## Begin Record set

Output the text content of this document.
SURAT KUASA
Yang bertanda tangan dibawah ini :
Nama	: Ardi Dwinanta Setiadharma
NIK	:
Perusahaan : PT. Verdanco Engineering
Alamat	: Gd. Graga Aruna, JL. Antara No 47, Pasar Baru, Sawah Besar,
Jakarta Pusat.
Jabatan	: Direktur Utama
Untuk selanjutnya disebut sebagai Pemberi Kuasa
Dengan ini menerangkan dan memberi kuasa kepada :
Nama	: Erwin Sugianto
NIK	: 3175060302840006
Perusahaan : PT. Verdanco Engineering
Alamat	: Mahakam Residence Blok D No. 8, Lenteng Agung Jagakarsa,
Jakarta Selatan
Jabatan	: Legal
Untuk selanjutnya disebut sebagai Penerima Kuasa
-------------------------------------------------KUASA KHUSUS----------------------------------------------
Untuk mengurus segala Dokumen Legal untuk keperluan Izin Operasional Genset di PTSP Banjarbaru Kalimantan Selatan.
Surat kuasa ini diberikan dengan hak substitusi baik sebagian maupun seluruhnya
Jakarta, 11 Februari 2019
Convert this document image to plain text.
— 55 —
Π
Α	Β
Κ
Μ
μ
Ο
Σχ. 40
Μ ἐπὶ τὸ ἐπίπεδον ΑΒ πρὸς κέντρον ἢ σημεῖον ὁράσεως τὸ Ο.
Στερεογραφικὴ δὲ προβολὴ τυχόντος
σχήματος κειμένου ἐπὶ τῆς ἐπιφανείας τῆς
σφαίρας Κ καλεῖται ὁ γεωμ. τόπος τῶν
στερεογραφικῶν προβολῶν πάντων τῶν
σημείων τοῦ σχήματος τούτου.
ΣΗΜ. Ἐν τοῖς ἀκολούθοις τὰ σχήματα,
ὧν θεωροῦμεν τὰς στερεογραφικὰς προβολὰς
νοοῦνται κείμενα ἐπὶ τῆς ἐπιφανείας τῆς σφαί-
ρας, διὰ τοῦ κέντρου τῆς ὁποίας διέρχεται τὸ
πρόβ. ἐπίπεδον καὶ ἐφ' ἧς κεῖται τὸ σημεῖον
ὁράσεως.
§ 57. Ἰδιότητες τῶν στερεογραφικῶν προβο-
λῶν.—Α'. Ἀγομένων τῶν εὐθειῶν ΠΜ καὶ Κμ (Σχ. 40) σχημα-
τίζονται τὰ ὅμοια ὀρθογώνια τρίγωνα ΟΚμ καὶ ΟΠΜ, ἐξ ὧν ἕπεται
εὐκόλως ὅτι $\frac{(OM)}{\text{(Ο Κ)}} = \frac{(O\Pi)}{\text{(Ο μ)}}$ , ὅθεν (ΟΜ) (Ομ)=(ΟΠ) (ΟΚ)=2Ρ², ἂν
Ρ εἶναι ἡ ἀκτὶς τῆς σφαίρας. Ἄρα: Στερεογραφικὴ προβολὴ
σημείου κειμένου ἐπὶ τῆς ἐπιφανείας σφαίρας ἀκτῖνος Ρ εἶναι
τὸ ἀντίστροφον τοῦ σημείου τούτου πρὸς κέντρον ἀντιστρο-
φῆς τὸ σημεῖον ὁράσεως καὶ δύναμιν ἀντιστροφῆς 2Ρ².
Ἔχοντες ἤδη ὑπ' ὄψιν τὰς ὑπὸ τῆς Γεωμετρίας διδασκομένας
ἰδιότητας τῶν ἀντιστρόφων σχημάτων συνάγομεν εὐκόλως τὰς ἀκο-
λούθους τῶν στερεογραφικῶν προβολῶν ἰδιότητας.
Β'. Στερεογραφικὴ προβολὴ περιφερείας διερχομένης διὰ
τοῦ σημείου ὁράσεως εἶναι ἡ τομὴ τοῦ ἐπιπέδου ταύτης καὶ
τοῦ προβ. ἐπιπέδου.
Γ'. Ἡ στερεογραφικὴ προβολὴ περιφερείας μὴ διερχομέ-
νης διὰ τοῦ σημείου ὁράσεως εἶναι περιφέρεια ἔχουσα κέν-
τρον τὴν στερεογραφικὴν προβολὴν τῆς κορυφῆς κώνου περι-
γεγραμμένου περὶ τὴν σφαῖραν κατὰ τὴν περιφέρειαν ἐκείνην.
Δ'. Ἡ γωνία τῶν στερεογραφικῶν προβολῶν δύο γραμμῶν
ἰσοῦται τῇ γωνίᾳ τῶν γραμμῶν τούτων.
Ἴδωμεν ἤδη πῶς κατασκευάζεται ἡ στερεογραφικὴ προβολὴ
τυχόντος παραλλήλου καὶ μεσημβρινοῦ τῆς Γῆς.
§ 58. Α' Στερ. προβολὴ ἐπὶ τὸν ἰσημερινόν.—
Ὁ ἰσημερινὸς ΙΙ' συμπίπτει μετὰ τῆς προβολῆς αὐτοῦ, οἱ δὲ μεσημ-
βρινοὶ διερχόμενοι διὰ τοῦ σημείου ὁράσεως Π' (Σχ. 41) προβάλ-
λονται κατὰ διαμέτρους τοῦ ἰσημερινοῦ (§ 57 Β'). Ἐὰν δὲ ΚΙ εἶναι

## End Record set

Retype all of the material, keeping each line exact.

Output the text content of this document.
SURAT KUASA
Yang bertanda tangan dibawah ini :
Nama	: Ardi Dwinanta Setiadharma
NIK	:
Perusahaan : PT. Verdanco Engineering
Alamat	: Gd. Graga Aruna, JL. Antara No 47, Pasar Baru, Sawah Besar,
Jakarta Pusat.
Jabatan	: Direktur Utama
Untuk selanjutnya disebut sebagai Pemberi Kuasa
Dengan ini menerangkan dan memberi kuasa kepada :
Nama	: Erwin Sugianto
NIK	: 3175060302840006
Perusahaan : PT. Verdanco Engineering
Alamat	: Mahakam Residence Blok D No. 8, Lenteng Agung Jagakarsa,
Jakarta Selatan
Jabatan	: Legal
Untuk selanjutnya disebut sebagai Penerima Kuasa
-------------------------------------------------KUASA KHUSUS----------------------------------------------
Untuk mengurus segala Dokumen Legal untuk keperluan Izin Operasional Genset di PTSP Banjarbaru Kalimantan Selatan.
Surat kuasa ini diberikan dengan hak substitusi baik sebagian maupun seluruhnya
Jakarta, 11 Februari 2019
Convert this document image to plain text.
— 55 —
Π
Α	Β
Κ
Μ
μ
Ο
Σχ. 40
Μ ἐπὶ τὸ ἐπίπεδον ΑΒ πρὸς κέντρον ἢ σημεῖον ὁράσεως τὸ Ο.
Στερεογραφικὴ δὲ προβολὴ τυχόντος
σχήματος κειμένου ἐπὶ τῆς ἐπιφανείας τῆς
σφαίρας Κ καλεῖται ὁ γεωμ. τόπος τῶν
στερεογραφικῶν προβολῶν πάντων τῶν
σημείων τοῦ σχήματος τούτου.
ΣΗΜ. Ἐν τοῖς ἀκολούθοις τὰ σχήματα,
ὧν θεωροῦμεν τὰς στερεογραφικὰς προβολὰς
νοοῦνται κείμενα ἐπὶ τῆς ἐπιφανείας τῆς σφαί-
ρας, διὰ τοῦ κέντρου τῆς ὁποίας διέρχεται τὸ
πρόβ. ἐπίπεδον καὶ ἐφ' ἧς κεῖται τὸ σημεῖον
ὁράσεως.
§ 57. Ἰδιότητες τῶν στερεογραφικῶν προβο-
λῶν.—Α'. Ἀγομένων τῶν εὐθειῶν ΠΜ καὶ Κμ (Σχ. 40) σχημα-
τίζονται τὰ ὅμοια ὀρθογώνια τρίγωνα ΟΚμ καὶ ΟΠΜ, ἐξ ὧν ἕπεται
εὐκόλως ὅτι $\frac{(OM)}{\text{(Ο Κ)}} = \frac{(O\Pi)}{\text{(Ο μ)}}$ , ὅθεν (ΟΜ) (Ομ)=(ΟΠ) (ΟΚ)=2Ρ², ἂν
Ρ εἶναι ἡ ἀκτὶς τῆς σφαίρας. Ἄρα: Στερεογραφικὴ προβολὴ
σημείου κειμένου ἐπὶ τῆς ἐπιφανείας σφαίρας ἀκτῖνος Ρ εἶναι
τὸ ἀντίστροφον τοῦ σημείου τούτου πρὸς κέντρον ἀντιστρο-
φῆς τὸ σημεῖον ὁράσεως καὶ δύναμιν ἀντιστροφῆς 2Ρ².
Ἔχοντες ἤδη ὑπ' ὄψιν τὰς ὑπὸ τῆς Γεωμετρίας διδασκομένας
ἰδιότητας τῶν ἀντιστρόφων σχημάτων συνάγομεν εὐκόλως τὰς ἀκο-
λούθους τῶν στερεογραφικῶν προβολῶν ἰδιότητας.
Β'. Στερεογραφικὴ προβολὴ περιφερείας διερχομένης διὰ
τοῦ σημείου ὁράσεως εἶναι ἡ τομὴ τοῦ ἐπιπέδου ταύτης καὶ
τοῦ προβ. ἐπιπέδου.
Γ'. Ἡ στερεογραφικὴ προβολὴ περιφερείας μὴ διερχομέ-
νης διὰ τοῦ σημείου ὁράσεως εἶναι περιφέρεια ἔχουσα κέν-
τρον τὴν στερεογραφικὴν προβολὴν τῆς κορυφῆς κώνου περι-
γεγραμμένου περὶ τὴν σφαῖραν κατὰ τὴν περιφέρειαν ἐκείνην.
Δ'. Ἡ γωνία τῶν στερεογραφικῶν προβολῶν δύο γραμμῶν
ἰσοῦται τῇ γωνίᾳ τῶν γραμμῶν τούτων.
Ἴδωμεν ἤδη πῶς κατασκευάζεται ἡ στερεογραφικὴ προβολὴ
τυχόντος παραλλήλου καὶ μεσημβρινοῦ τῆς Γῆς.
§ 58. Α' Στερ. προβολὴ ἐπὶ τὸν ἰσημερινόν.—
Ὁ ἰσημερινὸς ΙΙ' συμπίπτει μετὰ τῆς προβολῆς αὐτοῦ, οἱ δὲ μεσημ-
βρινοὶ διερχόμενοι διὰ τοῦ σημείου ὁράσεως Π' (Σχ. 41) προβάλ-
λονται κατὰ διαμέτρους τοῦ ἰσημερινοῦ (§ 57 Β'). Ἐὰν δὲ ΚΙ εἶναι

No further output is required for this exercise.